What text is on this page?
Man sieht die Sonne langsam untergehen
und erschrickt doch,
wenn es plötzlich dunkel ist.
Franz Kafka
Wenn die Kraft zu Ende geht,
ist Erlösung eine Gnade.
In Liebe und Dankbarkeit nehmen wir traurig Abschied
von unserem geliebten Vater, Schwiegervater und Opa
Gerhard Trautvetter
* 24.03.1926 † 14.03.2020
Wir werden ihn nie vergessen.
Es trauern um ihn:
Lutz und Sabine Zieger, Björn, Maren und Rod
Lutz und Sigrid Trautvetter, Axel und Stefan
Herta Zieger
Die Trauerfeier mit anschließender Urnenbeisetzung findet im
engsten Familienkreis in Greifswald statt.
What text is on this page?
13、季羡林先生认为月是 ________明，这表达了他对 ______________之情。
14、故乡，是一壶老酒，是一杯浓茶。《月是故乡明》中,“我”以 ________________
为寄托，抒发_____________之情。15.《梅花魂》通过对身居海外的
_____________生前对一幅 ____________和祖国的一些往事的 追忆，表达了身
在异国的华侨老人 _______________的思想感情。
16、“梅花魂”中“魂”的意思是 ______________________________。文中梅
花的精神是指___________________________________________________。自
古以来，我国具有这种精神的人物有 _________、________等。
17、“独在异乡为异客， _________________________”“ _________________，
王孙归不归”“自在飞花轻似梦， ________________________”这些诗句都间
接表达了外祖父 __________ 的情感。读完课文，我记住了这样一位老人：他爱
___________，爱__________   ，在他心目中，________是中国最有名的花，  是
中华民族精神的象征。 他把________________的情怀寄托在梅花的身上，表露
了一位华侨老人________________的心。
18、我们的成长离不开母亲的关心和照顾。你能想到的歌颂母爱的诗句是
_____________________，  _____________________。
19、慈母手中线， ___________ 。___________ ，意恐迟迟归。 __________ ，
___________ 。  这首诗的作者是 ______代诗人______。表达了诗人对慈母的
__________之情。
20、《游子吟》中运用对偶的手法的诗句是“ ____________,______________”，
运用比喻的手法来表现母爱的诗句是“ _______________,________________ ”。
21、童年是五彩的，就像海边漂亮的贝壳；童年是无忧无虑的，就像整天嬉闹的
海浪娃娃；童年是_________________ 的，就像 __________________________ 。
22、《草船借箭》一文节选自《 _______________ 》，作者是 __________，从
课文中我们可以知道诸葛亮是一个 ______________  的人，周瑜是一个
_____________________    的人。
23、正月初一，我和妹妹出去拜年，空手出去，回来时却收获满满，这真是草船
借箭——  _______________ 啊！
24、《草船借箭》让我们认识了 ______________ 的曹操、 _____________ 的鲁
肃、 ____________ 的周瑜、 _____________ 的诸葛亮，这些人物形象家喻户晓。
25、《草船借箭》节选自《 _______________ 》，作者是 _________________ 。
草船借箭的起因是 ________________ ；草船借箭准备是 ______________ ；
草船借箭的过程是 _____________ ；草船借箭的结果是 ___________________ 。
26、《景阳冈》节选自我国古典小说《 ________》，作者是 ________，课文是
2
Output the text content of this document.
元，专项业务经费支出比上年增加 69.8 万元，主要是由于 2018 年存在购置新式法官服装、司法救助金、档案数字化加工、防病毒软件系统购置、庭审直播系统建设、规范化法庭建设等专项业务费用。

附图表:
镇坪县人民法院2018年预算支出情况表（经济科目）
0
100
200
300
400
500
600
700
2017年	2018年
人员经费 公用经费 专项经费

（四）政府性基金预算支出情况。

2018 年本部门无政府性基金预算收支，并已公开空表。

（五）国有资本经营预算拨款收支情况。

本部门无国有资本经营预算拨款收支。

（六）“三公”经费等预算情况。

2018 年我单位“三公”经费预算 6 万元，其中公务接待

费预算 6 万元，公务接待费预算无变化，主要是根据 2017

□ □ □

Repeat the data above exactly.

What text is on this page?
Man sieht die Sonne langsam untergehen
und erschrickt doch,
wenn es plötzlich dunkel ist.
Franz Kafka
Wenn die Kraft zu Ende geht,
ist Erlösung eine Gnade.
In Liebe und Dankbarkeit nehmen wir traurig Abschied
von unserem geliebten Vater, Schwiegervater und Opa
Gerhard Trautvetter
* 24.03.1926 † 14.03.2020
Wir werden ihn nie vergessen.
Es trauern um ihn:
Lutz und Sabine Zieger, Björn, Maren und Rod
Lutz und Sigrid Trautvetter, Axel und Stefan
Herta Zieger
Die Trauerfeier mit anschließender Urnenbeisetzung findet im
engsten Familienkreis in Greifswald statt.
What text is on this page?
13、季羡林先生认为月是 ________明，这表达了他对 ______________之情。
14、故乡，是一壶老酒，是一杯浓茶。《月是故乡明》中,“我”以 ________________
为寄托，抒发_____________之情。15.《梅花魂》通过对身居海外的
_____________生前对一幅 ____________和祖国的一些往事的 追忆，表达了身
在异国的华侨老人 _______________的思想感情。
16、“梅花魂”中“魂”的意思是 ______________________________。文中梅
花的精神是指___________________________________________________。自
古以来，我国具有这种精神的人物有 _________、________等。
17、“独在异乡为异客， _________________________”“ _________________，
王孙归不归”“自在飞花轻似梦， ________________________”这些诗句都间
接表达了外祖父 __________ 的情感。读完课文，我记住了这样一位老人：他爱
___________，爱__________   ，在他心目中，________是中国最有名的花，  是
中华民族精神的象征。 他把________________的情怀寄托在梅花的身上，表露
了一位华侨老人________________的心。
18、我们的成长离不开母亲的关心和照顾。你能想到的歌颂母爱的诗句是
_____________________，  _____________________。
19、慈母手中线， ___________ 。___________ ，意恐迟迟归。 __________ ，
___________ 。  这首诗的作者是 ______代诗人______。表达了诗人对慈母的
__________之情。
20、《游子吟》中运用对偶的手法的诗句是“ ____________,______________”，
运用比喻的手法来表现母爱的诗句是“ _______________,________________ ”。
21、童年是五彩的，就像海边漂亮的贝壳；童年是无忧无虑的，就像整天嬉闹的
海浪娃娃；童年是_________________ 的，就像 __________________________ 。
22、《草船借箭》一文节选自《 _______________ 》，作者是 __________，从
课文中我们可以知道诸葛亮是一个 ______________  的人，周瑜是一个
_____________________    的人。
23、正月初一，我和妹妹出去拜年，空手出去，回来时却收获满满，这真是草船
借箭——  _______________ 啊！
24、《草船借箭》让我们认识了 ______________ 的曹操、 _____________ 的鲁
肃、 ____________ 的周瑜、 _____________ 的诸葛亮，这些人物形象家喻户晓。
25、《草船借箭》节选自《 _______________ 》，作者是 _________________ 。
草船借箭的起因是 ________________ ；草船借箭准备是 ______________ ；
草船借箭的过程是 _____________ ；草船借箭的结果是 ___________________ 。
26、《景阳冈》节选自我国古典小说《 ________》，作者是 ________，课文是
2
Output the text content of this document.
元，专项业务经费支出比上年增加 69.8 万元，主要是由于 2018 年存在购置新式法官服装、司法救助金、档案数字化加工、防病毒软件系统购置、庭审直播系统建设、规范化法庭建设等专项业务费用。

附图表:
镇坪县人民法院2018年预算支出情况表（经济科目）
0
100
200
300
400
500
600
700
2017年	2018年
人员经费 公用经费 专项经费

（四）政府性基金预算支出情况。

2018 年本部门无政府性基金预算收支，并已公开空表。

（五）国有资本经营预算拨款收支情况。

本部门无国有资本经营预算拨款收支。

（六）“三公”经费等预算情况。

2018 年我单位“三公”经费预算 6 万元，其中公务接待

费预算 6 万元，公务接待费预算无变化，主要是根据 2017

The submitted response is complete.